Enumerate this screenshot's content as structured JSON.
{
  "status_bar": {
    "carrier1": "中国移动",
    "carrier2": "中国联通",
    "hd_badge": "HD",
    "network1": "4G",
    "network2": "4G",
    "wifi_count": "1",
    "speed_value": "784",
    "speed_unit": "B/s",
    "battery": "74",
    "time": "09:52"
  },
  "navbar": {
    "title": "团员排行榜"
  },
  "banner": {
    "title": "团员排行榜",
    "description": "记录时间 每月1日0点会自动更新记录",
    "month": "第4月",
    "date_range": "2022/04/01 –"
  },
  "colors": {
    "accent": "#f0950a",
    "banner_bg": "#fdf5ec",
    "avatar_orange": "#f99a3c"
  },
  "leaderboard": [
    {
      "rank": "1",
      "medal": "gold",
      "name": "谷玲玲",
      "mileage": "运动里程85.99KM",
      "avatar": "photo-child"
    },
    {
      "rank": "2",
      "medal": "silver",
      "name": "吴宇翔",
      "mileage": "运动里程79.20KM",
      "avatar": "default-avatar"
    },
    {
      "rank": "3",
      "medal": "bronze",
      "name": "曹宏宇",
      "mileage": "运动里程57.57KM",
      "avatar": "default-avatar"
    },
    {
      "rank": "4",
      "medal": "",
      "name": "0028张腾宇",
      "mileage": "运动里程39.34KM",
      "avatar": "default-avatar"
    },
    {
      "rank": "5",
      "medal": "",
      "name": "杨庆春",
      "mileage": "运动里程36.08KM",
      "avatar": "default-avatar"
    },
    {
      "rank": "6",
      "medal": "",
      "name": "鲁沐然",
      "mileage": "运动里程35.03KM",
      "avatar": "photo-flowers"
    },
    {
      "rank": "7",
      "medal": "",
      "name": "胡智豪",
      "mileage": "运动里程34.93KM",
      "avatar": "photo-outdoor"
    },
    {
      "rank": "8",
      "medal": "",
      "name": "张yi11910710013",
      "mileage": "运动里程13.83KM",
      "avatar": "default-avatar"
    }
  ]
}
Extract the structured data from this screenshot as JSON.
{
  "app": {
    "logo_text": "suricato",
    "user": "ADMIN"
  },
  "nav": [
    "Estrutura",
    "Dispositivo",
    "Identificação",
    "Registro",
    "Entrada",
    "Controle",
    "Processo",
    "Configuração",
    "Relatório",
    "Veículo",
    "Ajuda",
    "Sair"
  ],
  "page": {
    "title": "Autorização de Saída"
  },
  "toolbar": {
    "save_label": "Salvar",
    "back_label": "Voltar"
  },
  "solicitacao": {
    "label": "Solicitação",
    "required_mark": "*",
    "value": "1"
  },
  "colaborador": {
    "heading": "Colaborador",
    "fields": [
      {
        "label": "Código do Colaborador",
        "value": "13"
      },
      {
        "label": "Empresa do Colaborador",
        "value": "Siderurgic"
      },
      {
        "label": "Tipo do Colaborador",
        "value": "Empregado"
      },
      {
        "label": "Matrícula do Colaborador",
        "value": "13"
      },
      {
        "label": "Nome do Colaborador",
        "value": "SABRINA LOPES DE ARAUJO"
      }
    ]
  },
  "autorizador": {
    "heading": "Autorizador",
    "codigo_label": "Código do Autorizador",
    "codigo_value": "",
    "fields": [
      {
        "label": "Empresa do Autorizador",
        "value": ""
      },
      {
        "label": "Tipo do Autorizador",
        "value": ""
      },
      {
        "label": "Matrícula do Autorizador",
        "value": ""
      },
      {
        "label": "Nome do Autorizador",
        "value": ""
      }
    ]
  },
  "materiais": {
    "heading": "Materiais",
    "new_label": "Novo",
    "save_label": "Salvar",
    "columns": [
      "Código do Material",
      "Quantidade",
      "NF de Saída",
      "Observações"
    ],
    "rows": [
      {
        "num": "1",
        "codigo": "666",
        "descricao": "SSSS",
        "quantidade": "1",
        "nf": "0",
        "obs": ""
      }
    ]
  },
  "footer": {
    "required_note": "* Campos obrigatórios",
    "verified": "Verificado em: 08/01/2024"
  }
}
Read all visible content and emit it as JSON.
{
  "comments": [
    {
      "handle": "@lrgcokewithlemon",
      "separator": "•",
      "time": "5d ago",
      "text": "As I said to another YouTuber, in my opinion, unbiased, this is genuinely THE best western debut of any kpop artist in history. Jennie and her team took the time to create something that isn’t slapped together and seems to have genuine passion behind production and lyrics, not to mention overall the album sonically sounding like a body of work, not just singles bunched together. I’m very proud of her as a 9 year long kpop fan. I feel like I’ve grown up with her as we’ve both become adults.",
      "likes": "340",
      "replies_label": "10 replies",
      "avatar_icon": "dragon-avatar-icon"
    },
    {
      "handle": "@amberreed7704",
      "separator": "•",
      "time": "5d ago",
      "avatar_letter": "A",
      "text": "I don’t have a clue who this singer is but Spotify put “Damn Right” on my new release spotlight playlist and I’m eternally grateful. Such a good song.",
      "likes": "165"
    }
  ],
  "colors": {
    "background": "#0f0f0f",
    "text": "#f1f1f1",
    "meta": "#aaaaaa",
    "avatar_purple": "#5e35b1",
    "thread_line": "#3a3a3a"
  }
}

# Task brief
Exactly reproduce every line found in the records.

# Completed task
Enumerate this screenshot's content as structured JSON.
{
  "status_bar": {
    "carrier1": "中国移动",
    "carrier2": "中国联通",
    "hd_badge": "HD",
    "network1": "4G",
    "network2": "4G",
    "wifi_count": "1",
    "speed_value": "784",
    "speed_unit": "B/s",
    "battery": "74",
    "time": "09:52"
  },
  "navbar": {
    "title": "团员排行榜"
  },
  "banner": {
    "title": "团员排行榜",
    "description": "记录时间 每月1日0点会自动更新记录",
    "month": "第4月",
    "date_range": "2022/04/01 –"
  },
  "colors": {
    "accent": "#f0950a",
    "banner_bg": "#fdf5ec",
    "avatar_orange": "#f99a3c"
  },
  "leaderboard": [
    {
      "rank": "1",
      "medal": "gold",
      "name": "谷玲玲",
      "mileage": "运动里程85.99KM",
      "avatar": "photo-child"
    },
    {
      "rank": "2",
      "medal": "silver",
      "name": "吴宇翔",
      "mileage": "运动里程79.20KM",
      "avatar": "default-avatar"
    },
    {
      "rank": "3",
      "medal": "bronze",
      "name": "曹宏宇",
      "mileage": "运动里程57.57KM",
      "avatar": "default-avatar"
    },
    {
      "rank": "4",
      "medal": "",
      "name": "0028张腾宇",
      "mileage": "运动里程39.34KM",
      "avatar": "default-avatar"
    },
    {
      "rank": "5",
      "medal": "",
      "name": "杨庆春",
      "mileage": "运动里程36.08KM",
      "avatar": "default-avatar"
    },
    {
      "rank": "6",
      "medal": "",
      "name": "鲁沐然",
      "mileage": "运动里程35.03KM",
      "avatar": "photo-flowers"
    },
    {
      "rank": "7",
      "medal": "",
      "name": "胡智豪",
      "mileage": "运动里程34.93KM",
      "avatar": "photo-outdoor"
    },
    {
      "rank": "8",
      "medal": "",
      "name": "张yi11910710013",
      "mileage": "运动里程13.83KM",
      "avatar": "default-avatar"
    }
  ]
}
Extract the structured data from this screenshot as JSON.
{
  "app": {
    "logo_text": "suricato",
    "user": "ADMIN"
  },
  "nav": [
    "Estrutura",
    "Dispositivo",
    "Identificação",
    "Registro",
    "Entrada",
    "Controle",
    "Processo",
    "Configuração",
    "Relatório",
    "Veículo",
    "Ajuda",
    "Sair"
  ],
  "page": {
    "title": "Autorização de Saída"
  },
  "toolbar": {
    "save_label": "Salvar",
    "back_label": "Voltar"
  },
  "solicitacao": {
    "label": "Solicitação",
    "required_mark": "*",
    "value": "1"
  },
  "colaborador": {
    "heading": "Colaborador",
    "fields": [
      {
        "label": "Código do Colaborador",
        "value": "13"
      },
      {
        "label": "Empresa do Colaborador",
        "value": "Siderurgic"
      },
      {
        "label": "Tipo do Colaborador",
        "value": "Empregado"
      },
      {
        "label": "Matrícula do Colaborador",
        "value": "13"
      },
      {
        "label": "Nome do Colaborador",
        "value": "SABRINA LOPES DE ARAUJO"
      }
    ]
  },
  "autorizador": {
    "heading": "Autorizador",
    "codigo_label": "Código do Autorizador",
    "codigo_value": "",
    "fields": [
      {
        "label": "Empresa do Autorizador",
        "value": ""
      },
      {
        "label": "Tipo do Autorizador",
        "value": ""
      },
      {
        "label": "Matrícula do Autorizador",
        "value": ""
      },
      {
        "label": "Nome do Autorizador",
        "value": ""
      }
    ]
  },
  "materiais": {
    "heading": "Materiais",
    "new_label": "Novo",
    "save_label": "Salvar",
    "columns": [
      "Código do Material",
      "Quantidade",
      "NF de Saída",
      "Observações"
    ],
    "rows": [
      {
        "num": "1",
        "codigo": "666",
        "descricao": "SSSS",
        "quantidade": "1",
        "nf": "0",
        "obs": ""
      }
    ]
  },
  "footer": {
    "required_note": "* Campos obrigatórios",
    "verified": "Verificado em: 08/01/2024"
  }
}
Read all visible content and emit it as JSON.
{
  "comments": [
    {
      "handle": "@lrgcokewithlemon",
      "separator": "•",
      "time": "5d ago",
      "text": "As I said to another YouTuber, in my opinion, unbiased, this is genuinely THE best western debut of any kpop artist in history. Jennie and her team took the time to create something that isn’t slapped together and seems to have genuine passion behind production and lyrics, not to mention overall the album sonically sounding like a body of work, not just singles bunched together. I’m very proud of her as a 9 year long kpop fan. I feel like I’ve grown up with her as we’ve both become adults.",
      "likes": "340",
      "replies_label": "10 replies",
      "avatar_icon": "dragon-avatar-icon"
    },
    {
      "handle": "@amberreed7704",
      "separator": "•",
      "time": "5d ago",
      "avatar_letter": "A",
      "text": "I don’t have a clue who this singer is but Spotify put “Damn Right” on my new release spotlight playlist and I’m eternally grateful. Such a good song.",
      "likes": "165"
    }
  ],
  "colors": {
    "background": "#0f0f0f",
    "text": "#f1f1f1",
    "meta": "#aaaaaa",
    "avatar_purple": "#5e35b1",
    "thread_line": "#3a3a3a"
  }
}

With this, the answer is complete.